Make an exact copy of the entries, and keep any pictures out of it.

Record set
● ● ● ● ●
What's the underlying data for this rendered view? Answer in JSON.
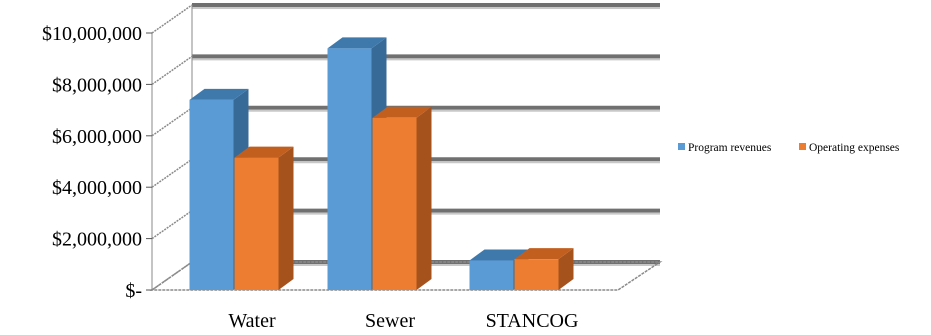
{
  "chart_data": {
    "type": "bar",
    "categories": [
      "Water",
      "Sewer",
      "STANCOG"
    ],
    "series": [
      {
        "name": "Program revenues",
        "values": [
          7400000,
          9400000,
          1150000
        ]
      },
      {
        "name": "Operating expenses",
        "values": [
          5150000,
          6700000,
          1200000
        ]
      }
    ],
    "ylim": [
      0,
      10000000
    ],
    "yticks": [
      0,
      2000000,
      4000000,
      6000000,
      8000000,
      10000000
    ],
    "ytick_labels": [
      "$-",
      "$2,000,000",
      "$4,000,000",
      "$6,000,000",
      "$8,000,000",
      "$10,000,000"
    ],
    "title": "",
    "xlabel": "",
    "ylabel": "",
    "grid": true,
    "legend_position": "right",
    "style": "3d-clustered-column"
  },
  "colors": {
    "series": [
      "#5b9bd5",
      "#ed7d31"
    ],
    "series_top": [
      "#3f79ac",
      "#c25f1f"
    ],
    "series_side": [
      "#386a98",
      "#a5521d"
    ],
    "grid_dark": "#707070",
    "grid_light": "#c8c8c8"
  }
}
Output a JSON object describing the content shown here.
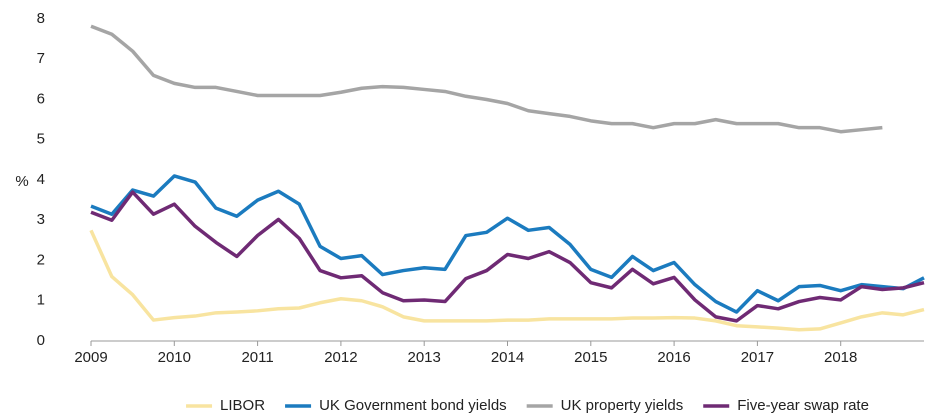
{
  "chart_data": {
    "type": "line",
    "y_label": "%",
    "x": [
      2009,
      2009.25,
      2009.5,
      2009.75,
      2010,
      2010.25,
      2010.5,
      2010.75,
      2011,
      2011.25,
      2011.5,
      2011.75,
      2012,
      2012.25,
      2012.5,
      2012.75,
      2013,
      2013.25,
      2013.5,
      2013.75,
      2014,
      2014.25,
      2014.5,
      2014.75,
      2015,
      2015.25,
      2015.5,
      2015.75,
      2016,
      2016.25,
      2016.5,
      2016.75,
      2017,
      2017.25,
      2017.5,
      2017.75,
      2018,
      2018.25,
      2018.5,
      2018.75,
      2019
    ],
    "series": [
      {
        "name": "LIBOR",
        "color": "#f8e4a0",
        "values": [
          2.75,
          1.6,
          1.15,
          0.52,
          0.58,
          0.62,
          0.7,
          0.72,
          0.75,
          0.8,
          0.82,
          0.95,
          1.05,
          1.0,
          0.85,
          0.6,
          0.5,
          0.5,
          0.5,
          0.5,
          0.52,
          0.52,
          0.55,
          0.55,
          0.55,
          0.55,
          0.57,
          0.57,
          0.58,
          0.57,
          0.5,
          0.38,
          0.35,
          0.32,
          0.28,
          0.3,
          0.45,
          0.6,
          0.7,
          0.65,
          0.78
        ]
      },
      {
        "name": "UK Government bond yields",
        "color": "#1b7bbf",
        "values": [
          3.35,
          3.15,
          3.75,
          3.6,
          4.1,
          3.95,
          3.3,
          3.1,
          3.5,
          3.72,
          3.4,
          2.35,
          2.05,
          2.12,
          1.65,
          1.75,
          1.82,
          1.78,
          2.62,
          2.7,
          3.05,
          2.75,
          2.82,
          2.4,
          1.78,
          1.58,
          2.1,
          1.75,
          1.95,
          1.4,
          0.98,
          0.72,
          1.25,
          1.0,
          1.35,
          1.38,
          1.25,
          1.4,
          1.35,
          1.3,
          1.57
        ]
      },
      {
        "name": "UK property yields",
        "color": "#a5a5a5",
        "values": [
          7.82,
          7.62,
          7.2,
          6.6,
          6.4,
          6.3,
          6.3,
          6.2,
          6.1,
          6.1,
          6.1,
          6.1,
          6.18,
          6.28,
          6.32,
          6.3,
          6.25,
          6.2,
          6.08,
          6.0,
          5.9,
          5.72,
          5.65,
          5.58,
          5.47,
          5.4,
          5.4,
          5.3,
          5.4,
          5.4,
          5.5,
          5.4,
          5.4,
          5.4,
          5.3,
          5.3,
          5.2,
          5.25,
          5.3,
          null,
          null
        ]
      },
      {
        "name": "Five-year swap rate",
        "color": "#6f2a74",
        "values": [
          3.2,
          3.0,
          3.7,
          3.15,
          3.4,
          2.85,
          2.45,
          2.1,
          2.62,
          3.02,
          2.55,
          1.75,
          1.57,
          1.62,
          1.2,
          1.0,
          1.02,
          0.98,
          1.55,
          1.75,
          2.15,
          2.05,
          2.22,
          1.95,
          1.45,
          1.32,
          1.78,
          1.42,
          1.58,
          1.02,
          0.6,
          0.5,
          0.88,
          0.8,
          0.98,
          1.08,
          1.02,
          1.35,
          1.28,
          1.32,
          1.45
        ]
      }
    ],
    "xlim": [
      2009,
      2019
    ],
    "xticks": [
      2009,
      2010,
      2011,
      2012,
      2013,
      2014,
      2015,
      2016,
      2017,
      2018
    ],
    "ylim": [
      0,
      8
    ],
    "yticks": [
      0,
      1,
      2,
      3,
      4,
      5,
      6,
      7,
      8
    ],
    "grid": false,
    "legend": "bottom"
  }
}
● ● ● ● ●
Solved problem
What's the underlying data for this rendered view? Answer in JSON.
{
  "chart_data": {
    "type": "bar",
    "categories": [
      "Water",
      "Sewer",
      "STANCOG"
    ],
    "series": [
      {
        "name": "Program revenues",
        "values": [
          7400000,
          9400000,
          1150000
        ]
      },
      {
        "name": "Operating expenses",
        "values": [
          5150000,
          6700000,
          1200000
        ]
      }
    ],
    "ylim": [
      0,
      10000000
    ],
    "yticks": [
      0,
      2000000,
      4000000,
      6000000,
      8000000,
      10000000
    ],
    "ytick_labels": [
      "$-",
      "$2,000,000",
      "$4,000,000",
      "$6,000,000",
      "$8,000,000",
      "$10,000,000"
    ],
    "title": "",
    "xlabel": "",
    "ylabel": "",
    "grid": true,
    "legend_position": "right",
    "style": "3d-clustered-column"
  },
  "colors": {
    "series": [
      "#5b9bd5",
      "#ed7d31"
    ],
    "series_top": [
      "#3f79ac",
      "#c25f1f"
    ],
    "series_side": [
      "#386a98",
      "#a5521d"
    ],
    "grid_dark": "#707070",
    "grid_light": "#c8c8c8"
  }
}
Output a JSON object describing the content shown here.
{
  "chart_data": {
    "type": "line",
    "y_label": "%",
    "x": [
      2009,
      2009.25,
      2009.5,
      2009.75,
      2010,
      2010.25,
      2010.5,
      2010.75,
      2011,
      2011.25,
      2011.5,
      2011.75,
      2012,
      2012.25,
      2012.5,
      2012.75,
      2013,
      2013.25,
      2013.5,
      2013.75,
      2014,
      2014.25,
      2014.5,
      2014.75,
      2015,
      2015.25,
      2015.5,
      2015.75,
      2016,
      2016.25,
      2016.5,
      2016.75,
      2017,
      2017.25,
      2017.5,
      2017.75,
      2018,
      2018.25,
      2018.5,
      2018.75,
      2019
    ],
    "series": [
      {
        "name": "LIBOR",
        "color": "#f8e4a0",
        "values": [
          2.75,
          1.6,
          1.15,
          0.52,
          0.58,
          0.62,
          0.7,
          0.72,
          0.75,
          0.8,
          0.82,
          0.95,
          1.05,
          1.0,
          0.85,
          0.6,
          0.5,
          0.5,
          0.5,
          0.5,
          0.52,
          0.52,
          0.55,
          0.55,
          0.55,
          0.55,
          0.57,
          0.57,
          0.58,
          0.57,
          0.5,
          0.38,
          0.35,
          0.32,
          0.28,
          0.3,
          0.45,
          0.6,
          0.7,
          0.65,
          0.78
        ]
      },
      {
        "name": "UK Government bond yields",
        "color": "#1b7bbf",
        "values": [
          3.35,
          3.15,
          3.75,
          3.6,
          4.1,
          3.95,
          3.3,
          3.1,
          3.5,
          3.72,
          3.4,
          2.35,
          2.05,
          2.12,
          1.65,
          1.75,
          1.82,
          1.78,
          2.62,
          2.7,
          3.05,
          2.75,
          2.82,
          2.4,
          1.78,
          1.58,
          2.1,
          1.75,
          1.95,
          1.4,
          0.98,
          0.72,
          1.25,
          1.0,
          1.35,
          1.38,
          1.25,
          1.4,
          1.35,
          1.3,
          1.57
        ]
      },
      {
        "name": "UK property yields",
        "color": "#a5a5a5",
        "values": [
          7.82,
          7.62,
          7.2,
          6.6,
          6.4,
          6.3,
          6.3,
          6.2,
          6.1,
          6.1,
          6.1,
          6.1,
          6.18,
          6.28,
          6.32,
          6.3,
          6.25,
          6.2,
          6.08,
          6.0,
          5.9,
          5.72,
          5.65,
          5.58,
          5.47,
          5.4,
          5.4,
          5.3,
          5.4,
          5.4,
          5.5,
          5.4,
          5.4,
          5.4,
          5.3,
          5.3,
          5.2,
          5.25,
          5.3,
          null,
          null
        ]
      },
      {
        "name": "Five-year swap rate",
        "color": "#6f2a74",
        "values": [
          3.2,
          3.0,
          3.7,
          3.15,
          3.4,
          2.85,
          2.45,
          2.1,
          2.62,
          3.02,
          2.55,
          1.75,
          1.57,
          1.62,
          1.2,
          1.0,
          1.02,
          0.98,
          1.55,
          1.75,
          2.15,
          2.05,
          2.22,
          1.95,
          1.45,
          1.32,
          1.78,
          1.42,
          1.58,
          1.02,
          0.6,
          0.5,
          0.88,
          0.8,
          0.98,
          1.08,
          1.02,
          1.35,
          1.28,
          1.32,
          1.45
        ]
      }
    ],
    "xlim": [
      2009,
      2019
    ],
    "xticks": [
      2009,
      2010,
      2011,
      2012,
      2013,
      2014,
      2015,
      2016,
      2017,
      2018
    ],
    "ylim": [
      0,
      8
    ],
    "yticks": [
      0,
      1,
      2,
      3,
      4,
      5,
      6,
      7,
      8
    ],
    "grid": false,
    "legend": "bottom"
  }
}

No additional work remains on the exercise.